In your copy, leave out the pictures; write out all the data exactly.

##### Records to use

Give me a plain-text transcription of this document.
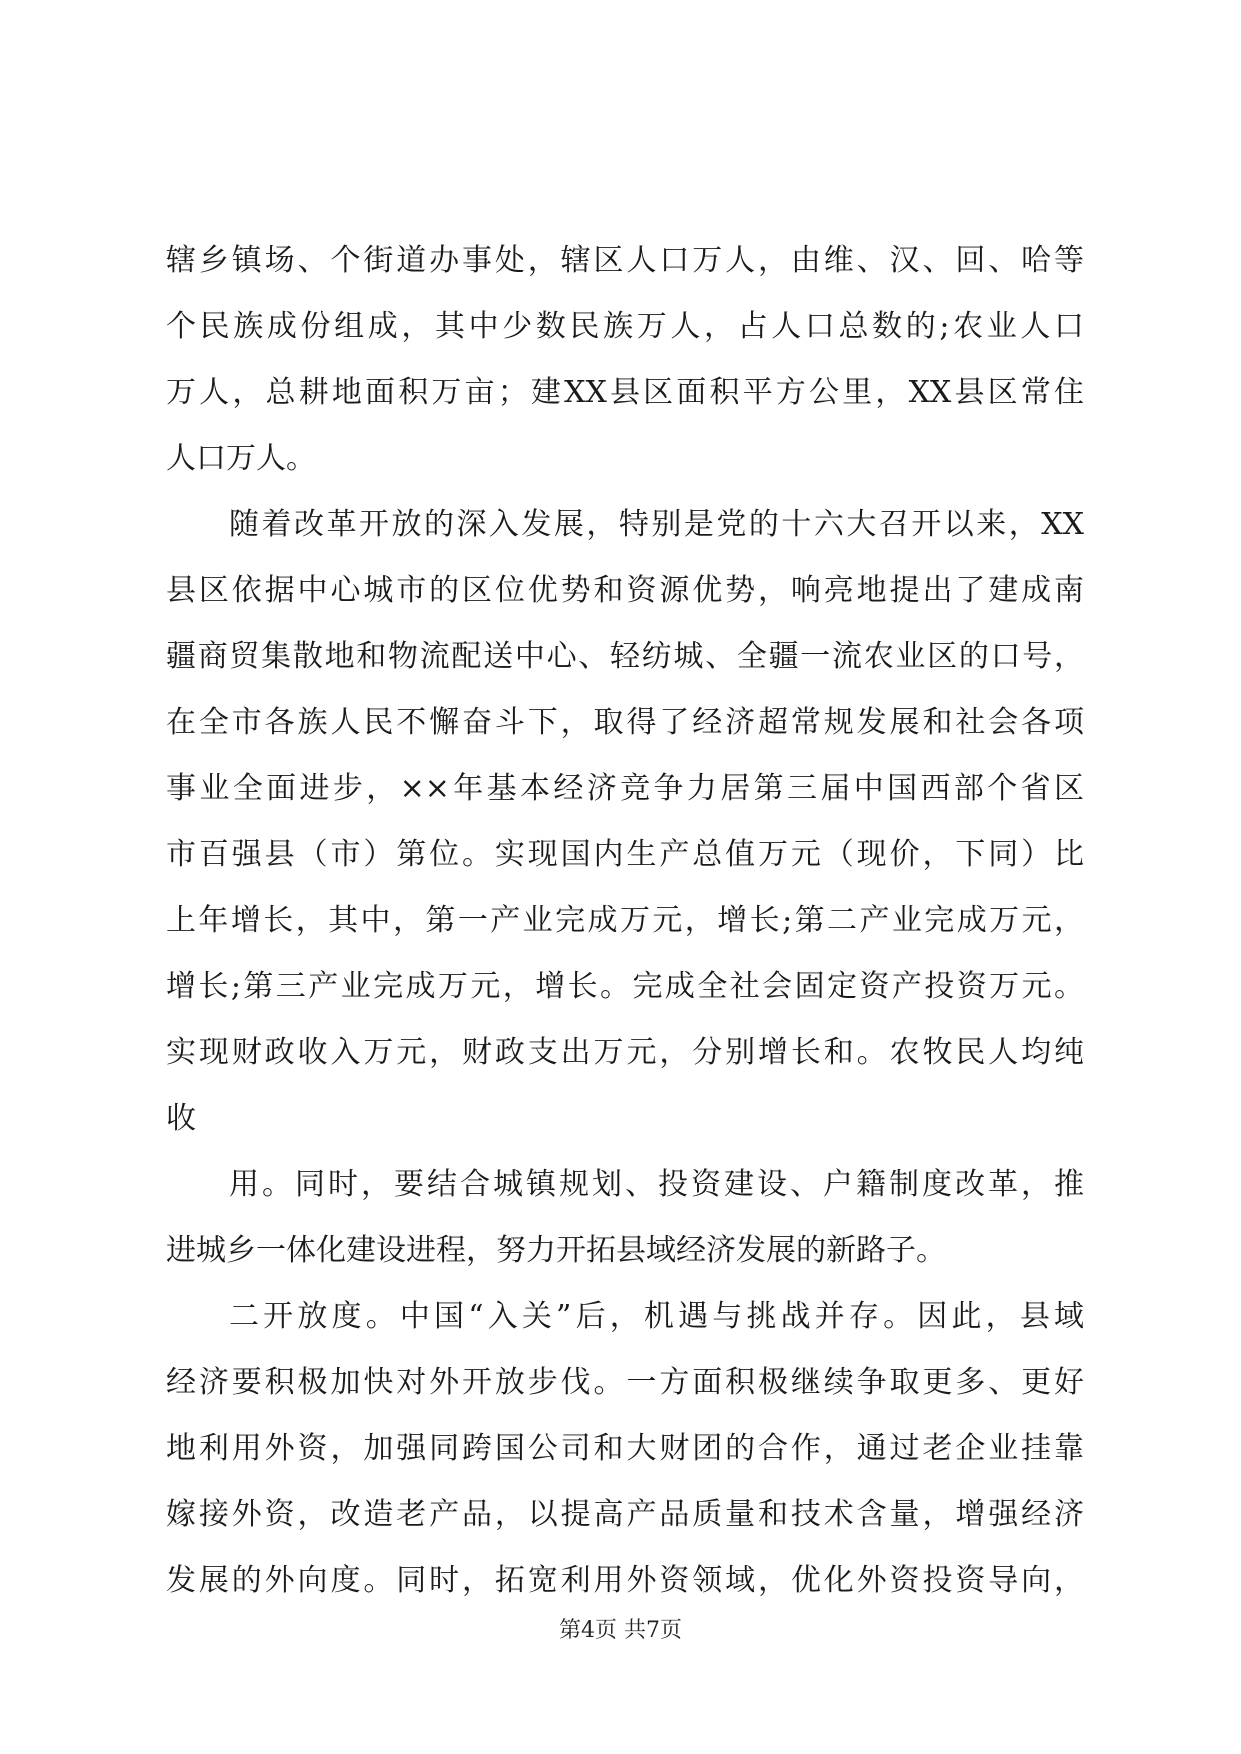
辖乡镇场、个街道办事处，辖区人口万人，由维、汉、回、哈等
个民族成份组成，其中少数民族万人，占人口总数的;农业人口
万人，总耕地面积万亩；建XX县区面积平方公里，XX县区常住
人口万人。
随着改革开放的深入发展，特别是党的十六大召开以来，XX
县区依据中心城市的区位优势和资源优势，响亮地提出了建成南
疆商贸集散地和物流配送中心、轻纺城、全疆一流农业区的口号，
在全市各族人民不懈奋斗下，取得了经济超常规发展和社会各项
事业全面进步，××年基本经济竞争力居第三届中国西部个省区
市百强县（市）第位。实现国内生产总值万元（现价，下同）比
上年增长，其中，第一产业完成万元，增长;第二产业完成万元，
增长;第三产业完成万元，增长。完成全社会固定资产投资万元。
实现财政收入万元，财政支出万元，分别增长和。农牧民人均纯
收
用。同时，要结合城镇规划、投资建设、户籍制度改革，推
进城乡一体化建设进程，努力开拓县域经济发展的新路子。
二开放度。中国“入关”后，机遇与挑战并存。因此，县域
经济要积极加快对外开放步伐。一方面积极继续争取更多、更好
地利用外资，加强同跨国公司和大财团的合作，通过老企业挂靠
嫁接外资，改造老产品，以提高产品质量和技术含量，增强经济
发展的外向度。同时，拓宽利用外资领域，优化外资投资导向，
第4页 共7页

##########

**Response**:
Give me a plain-text transcription of this document.
辖乡镇场、个街道办事处，辖区人口万人，由维、汉、回、哈等
个民族成份组成，其中少数民族万人，占人口总数的;农业人口
万人，总耕地面积万亩；建XX县区面积平方公里，XX县区常住
人口万人。
随着改革开放的深入发展，特别是党的十六大召开以来，XX
县区依据中心城市的区位优势和资源优势，响亮地提出了建成南
疆商贸集散地和物流配送中心、轻纺城、全疆一流农业区的口号，
在全市各族人民不懈奋斗下，取得了经济超常规发展和社会各项
事业全面进步，××年基本经济竞争力居第三届中国西部个省区
市百强县（市）第位。实现国内生产总值万元（现价，下同）比
上年增长，其中，第一产业完成万元，增长;第二产业完成万元，
增长;第三产业完成万元，增长。完成全社会固定资产投资万元。
实现财政收入万元，财政支出万元，分别增长和。农牧民人均纯
收
用。同时，要结合城镇规划、投资建设、户籍制度改革，推
进城乡一体化建设进程，努力开拓县域经济发展的新路子。
二开放度。中国“入关”后，机遇与挑战并存。因此，县域
经济要积极加快对外开放步伐。一方面积极继续争取更多、更好
地利用外资，加强同跨国公司和大财团的合作，通过老企业挂靠
嫁接外资，改造老产品，以提高产品质量和技术含量，增强经济
发展的外向度。同时，拓宽利用外资领域，优化外资投资导向，
第4页 共7页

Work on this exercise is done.